Extrait de page ::
---------------
Nous arrivons ici au cœur même de la problématique de cette recherche : quelles raisons pédagogiques poussent certains enseignants de Suisse romande à préférer une école alternative à l’école publique ? Les éléments de réponse ont été développés tout au long de ce travail, il s’agit ici de les rassembler et de les synthétiser.

Pour cela, nous rappelons que toute forme scolaire de socialisation, qu’elle soit alternative ou non, partage des caractéristiques communes et contient des tensions qui lui sont inhérentes (Maulini & Perrenoud, 2005). Ces tensions, lorsqu’elles restent sans réponses, semblent favoriser un enseignement relevant de la pédagogie traditionnelle qui met l’accent sur la relation entre l’enseignant et le savoir, autrement dit, l’axe enseigner (Vellas, 2007). Or les enseignants interrogés s’inscrivent tous dans le mouvement de l’Education nouvelle qui place l’élève au centre de ses préoccupations : le triangle pédagogique idéal de l’Education nouvelle privilégie prioritairement l’axe apprendre, suivi de l’axe

former (Vellas, 2007) et coïncide en cela avec les réponses aux tensions de la forme scolaire décrites

par Maulini & Perrenoud (2005).

Les écoles alternatives où travaillent les enseignants interrogés permettent l’application des réponses aux tensions plus facilement qu’à l’école publique, cela grâce à l’autonomie de ces écoles qui laisse davantage de liberté au niveau du programme et atténue la pression des délais, ce qui permet d’aborder les apprentissages différemment.
---------------
[Éléments répertoriés dans un jeu de données]
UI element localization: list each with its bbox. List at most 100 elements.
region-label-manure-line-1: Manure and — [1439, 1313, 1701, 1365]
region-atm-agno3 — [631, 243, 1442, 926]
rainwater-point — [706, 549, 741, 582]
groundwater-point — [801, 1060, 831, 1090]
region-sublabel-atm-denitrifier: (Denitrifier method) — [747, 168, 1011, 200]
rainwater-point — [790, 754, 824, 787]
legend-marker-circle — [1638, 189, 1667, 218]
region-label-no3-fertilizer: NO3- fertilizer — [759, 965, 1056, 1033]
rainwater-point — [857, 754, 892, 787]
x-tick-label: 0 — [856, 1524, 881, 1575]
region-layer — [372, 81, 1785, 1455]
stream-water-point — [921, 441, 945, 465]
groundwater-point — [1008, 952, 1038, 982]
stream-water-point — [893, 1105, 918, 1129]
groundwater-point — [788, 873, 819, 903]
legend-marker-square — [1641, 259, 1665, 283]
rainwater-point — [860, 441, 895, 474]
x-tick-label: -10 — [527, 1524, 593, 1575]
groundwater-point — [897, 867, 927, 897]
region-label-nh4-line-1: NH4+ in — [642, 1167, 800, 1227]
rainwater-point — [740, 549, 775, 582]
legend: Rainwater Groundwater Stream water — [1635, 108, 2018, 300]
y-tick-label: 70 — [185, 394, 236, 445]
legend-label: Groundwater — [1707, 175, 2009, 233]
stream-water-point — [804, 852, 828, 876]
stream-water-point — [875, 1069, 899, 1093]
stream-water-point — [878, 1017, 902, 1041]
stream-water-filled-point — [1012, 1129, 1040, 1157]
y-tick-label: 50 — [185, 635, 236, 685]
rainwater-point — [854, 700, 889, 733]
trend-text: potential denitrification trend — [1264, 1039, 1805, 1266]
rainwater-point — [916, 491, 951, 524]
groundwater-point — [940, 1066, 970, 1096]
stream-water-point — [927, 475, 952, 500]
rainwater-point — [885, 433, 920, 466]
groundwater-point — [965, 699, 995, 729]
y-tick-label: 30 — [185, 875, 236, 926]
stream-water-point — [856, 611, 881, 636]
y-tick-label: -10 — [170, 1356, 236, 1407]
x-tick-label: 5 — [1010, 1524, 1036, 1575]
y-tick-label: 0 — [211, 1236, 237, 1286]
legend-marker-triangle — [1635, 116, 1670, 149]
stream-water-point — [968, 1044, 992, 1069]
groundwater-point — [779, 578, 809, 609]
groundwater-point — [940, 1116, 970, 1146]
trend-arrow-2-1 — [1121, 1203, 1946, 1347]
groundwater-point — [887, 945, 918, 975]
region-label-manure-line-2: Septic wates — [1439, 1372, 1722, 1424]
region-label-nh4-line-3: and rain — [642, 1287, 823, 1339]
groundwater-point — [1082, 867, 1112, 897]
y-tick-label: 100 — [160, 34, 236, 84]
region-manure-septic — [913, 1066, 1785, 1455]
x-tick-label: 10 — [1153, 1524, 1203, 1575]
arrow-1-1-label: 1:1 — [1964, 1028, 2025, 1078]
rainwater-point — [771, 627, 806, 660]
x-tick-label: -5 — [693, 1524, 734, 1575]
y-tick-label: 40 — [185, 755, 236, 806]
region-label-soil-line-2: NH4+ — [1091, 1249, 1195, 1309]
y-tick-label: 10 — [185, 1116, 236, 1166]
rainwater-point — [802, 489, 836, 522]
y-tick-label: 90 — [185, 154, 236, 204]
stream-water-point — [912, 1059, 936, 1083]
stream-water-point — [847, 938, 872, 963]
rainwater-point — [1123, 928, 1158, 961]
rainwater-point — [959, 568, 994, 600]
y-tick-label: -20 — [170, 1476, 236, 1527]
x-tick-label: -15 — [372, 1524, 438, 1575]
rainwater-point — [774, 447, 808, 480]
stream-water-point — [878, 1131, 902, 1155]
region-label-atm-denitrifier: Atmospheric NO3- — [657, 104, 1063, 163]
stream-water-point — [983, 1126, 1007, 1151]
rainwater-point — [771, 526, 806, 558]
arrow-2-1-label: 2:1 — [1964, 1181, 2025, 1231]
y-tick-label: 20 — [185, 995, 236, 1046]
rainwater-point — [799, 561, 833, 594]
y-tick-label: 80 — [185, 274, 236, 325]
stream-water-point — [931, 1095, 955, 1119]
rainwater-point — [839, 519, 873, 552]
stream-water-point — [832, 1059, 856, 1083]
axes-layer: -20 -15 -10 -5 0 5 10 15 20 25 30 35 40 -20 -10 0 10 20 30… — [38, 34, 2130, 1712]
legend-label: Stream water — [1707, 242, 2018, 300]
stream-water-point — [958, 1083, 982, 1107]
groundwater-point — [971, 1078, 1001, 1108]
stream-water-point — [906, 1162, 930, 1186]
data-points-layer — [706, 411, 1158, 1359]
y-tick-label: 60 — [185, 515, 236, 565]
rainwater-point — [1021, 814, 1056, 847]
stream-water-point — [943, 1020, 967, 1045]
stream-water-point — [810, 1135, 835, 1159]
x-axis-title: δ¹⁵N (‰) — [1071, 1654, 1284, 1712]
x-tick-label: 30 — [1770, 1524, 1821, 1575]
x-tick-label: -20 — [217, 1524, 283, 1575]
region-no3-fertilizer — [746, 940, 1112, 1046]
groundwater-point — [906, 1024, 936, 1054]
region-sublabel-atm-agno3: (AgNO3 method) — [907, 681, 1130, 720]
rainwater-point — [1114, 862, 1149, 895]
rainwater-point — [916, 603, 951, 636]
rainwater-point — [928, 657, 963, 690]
---------------
Pouvez-vous reprendre le texte sur les raisons pédagogiques qui poussent des enseignants de Suisse romande vers l'école alternative, en le poursuivant juste après sa dernière phrase ?

Corrigé ::
De plus pour les enseignants interrogés, travailler dans une école alternative signifie partager le projet et la vision pédagogique de l’école et cela les rassemble, eux et leurs collègues, sous une bannière commune. De cela découle une collaboration qui se révèle nécessaire pour soutenir la mise en œuvre des réponses aux tensions.

Les raisons ayant poussé ces enseignants à préférer leur école alternative à l’école publique comportent donc bien des aspects pédagogiques. Ces aspects découlent cependant de causes sociologiques. En effet, nous pouvons ici faire un lien avec le rôle et le but de l’école. A l’école publique, le but principal reste socio-politique (HarmoS, 2007) : on forme des citoyens pour leur permettre de s’intégrer à la société. Les écoles alternatives des enseignants interrogés, bien que ne reniant pas totalement un but socio-politique de l’école (voir sous-chapitre 4.4), poursuivent prioritairement un autre objectif : l’épanouissement de l’individu lui-même, pour lui-même. Pour elles, ainsi que le disait Rousseau (Gremont & Tardif, 1996), l’homme n’est pas un moyen, mais une fin.